Passage shown Start Marker

Agency used by both nations is of significant difference. Samoan agents approached this non-violently and Māori agents approached this through physical force. This is significant because we begin to identify that both nations had mana in resisting, but the outcomes were significantly different. For Samoa, their nonviolent approach resulted in their independence. In contrast, the use of force by the natives of Aotearoa prolonged the colonisation of the country. Both nations used their agency with the intended aim of regaining the mana that had been taken away, therefore it becomes more significant to identify that through these different approaches only one country managed to reach the intended goal of self-governance.  In both sources you can see an urgency for the use of agency from the natives to ensure their mana and structures were undisturbed and maintained. It therefore becomes important to note the significance of political leadership. Both these sources had significant leaders who were important agents of resistance. It is important to recognise the work of these political leaders because it was through their use of agency and mana that initially started this resurgence and this revival for self-governance and sovereignty.

Passage shown End Marker

Could you write what comes next in the passage on Samoan and Māori agency, starting after its final sentence? The records come from a separate source.

Dataset records Start Marker

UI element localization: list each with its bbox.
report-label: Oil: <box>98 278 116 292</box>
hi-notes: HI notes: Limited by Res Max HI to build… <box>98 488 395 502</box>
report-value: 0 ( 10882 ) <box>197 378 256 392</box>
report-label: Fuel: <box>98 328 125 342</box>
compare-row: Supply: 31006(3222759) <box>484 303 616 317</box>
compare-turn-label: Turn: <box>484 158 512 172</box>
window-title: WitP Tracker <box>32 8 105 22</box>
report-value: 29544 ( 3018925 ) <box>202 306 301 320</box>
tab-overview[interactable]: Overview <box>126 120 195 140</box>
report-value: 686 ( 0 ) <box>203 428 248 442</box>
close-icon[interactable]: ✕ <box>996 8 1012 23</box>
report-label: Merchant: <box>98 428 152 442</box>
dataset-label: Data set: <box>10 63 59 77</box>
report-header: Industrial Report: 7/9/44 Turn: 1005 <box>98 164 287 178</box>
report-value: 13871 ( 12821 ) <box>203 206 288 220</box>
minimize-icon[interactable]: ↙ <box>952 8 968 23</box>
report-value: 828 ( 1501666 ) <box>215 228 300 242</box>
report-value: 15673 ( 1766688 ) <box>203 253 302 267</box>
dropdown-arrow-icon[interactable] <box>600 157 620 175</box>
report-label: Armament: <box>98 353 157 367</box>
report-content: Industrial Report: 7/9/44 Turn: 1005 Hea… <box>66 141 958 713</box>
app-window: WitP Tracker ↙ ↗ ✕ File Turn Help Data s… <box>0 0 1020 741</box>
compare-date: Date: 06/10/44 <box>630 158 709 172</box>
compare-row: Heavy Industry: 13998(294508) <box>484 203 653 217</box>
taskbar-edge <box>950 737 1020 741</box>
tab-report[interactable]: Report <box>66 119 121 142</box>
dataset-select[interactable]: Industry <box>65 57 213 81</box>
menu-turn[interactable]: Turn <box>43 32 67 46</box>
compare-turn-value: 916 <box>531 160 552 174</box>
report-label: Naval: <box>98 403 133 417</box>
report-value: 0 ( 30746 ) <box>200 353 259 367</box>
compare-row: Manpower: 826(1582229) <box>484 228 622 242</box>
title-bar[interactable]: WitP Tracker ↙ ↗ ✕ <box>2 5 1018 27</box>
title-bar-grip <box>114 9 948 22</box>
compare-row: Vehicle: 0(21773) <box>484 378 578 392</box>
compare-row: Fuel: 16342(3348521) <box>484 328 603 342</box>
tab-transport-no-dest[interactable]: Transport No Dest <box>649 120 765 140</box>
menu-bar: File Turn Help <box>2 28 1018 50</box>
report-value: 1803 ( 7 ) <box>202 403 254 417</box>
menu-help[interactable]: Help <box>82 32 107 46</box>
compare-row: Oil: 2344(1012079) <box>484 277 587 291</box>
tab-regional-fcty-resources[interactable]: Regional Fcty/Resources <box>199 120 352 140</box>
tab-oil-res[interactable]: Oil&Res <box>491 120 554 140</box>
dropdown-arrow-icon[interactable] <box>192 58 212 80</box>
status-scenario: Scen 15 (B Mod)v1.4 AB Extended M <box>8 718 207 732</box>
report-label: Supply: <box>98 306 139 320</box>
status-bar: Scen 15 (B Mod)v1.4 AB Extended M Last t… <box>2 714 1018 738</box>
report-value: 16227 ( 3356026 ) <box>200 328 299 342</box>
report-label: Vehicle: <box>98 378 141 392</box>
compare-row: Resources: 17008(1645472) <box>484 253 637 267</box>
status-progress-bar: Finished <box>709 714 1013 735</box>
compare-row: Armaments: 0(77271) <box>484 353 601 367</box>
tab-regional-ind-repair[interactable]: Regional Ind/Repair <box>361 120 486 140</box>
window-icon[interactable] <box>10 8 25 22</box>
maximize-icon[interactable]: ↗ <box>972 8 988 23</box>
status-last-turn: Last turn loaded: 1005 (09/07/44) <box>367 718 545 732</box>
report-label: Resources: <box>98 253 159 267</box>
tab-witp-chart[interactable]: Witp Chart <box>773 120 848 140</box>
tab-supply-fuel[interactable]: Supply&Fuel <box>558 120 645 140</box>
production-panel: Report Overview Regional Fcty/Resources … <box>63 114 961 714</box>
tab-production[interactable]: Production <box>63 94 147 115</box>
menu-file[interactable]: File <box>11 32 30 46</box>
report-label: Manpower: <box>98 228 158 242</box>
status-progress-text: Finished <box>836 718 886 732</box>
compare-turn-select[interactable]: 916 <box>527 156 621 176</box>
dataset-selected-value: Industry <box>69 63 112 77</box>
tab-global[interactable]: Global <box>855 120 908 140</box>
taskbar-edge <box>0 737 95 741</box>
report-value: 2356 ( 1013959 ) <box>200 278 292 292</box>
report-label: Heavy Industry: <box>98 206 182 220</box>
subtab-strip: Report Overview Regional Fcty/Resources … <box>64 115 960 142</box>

Dataset records End Marker

Written reply:
Through this assignment, I have been able to drift away from the black and white view of historical events in Polynesia, I have been able to understand that Oceania is not homogenous, and they did not offer their sovereignty on a platter. They fought for their sovereignty and were agents of change and resistance. I have also been able to make this understanding through historically thinking about why a certain event happened and what forces were influential in making decisions in such a time. Through reading books and articles written through a Pacific lens I have been able to disempower the structure of thoughts and perspectives that were implemented by Western ideals and furthermore make connections and distinctions between islands in Polynesia.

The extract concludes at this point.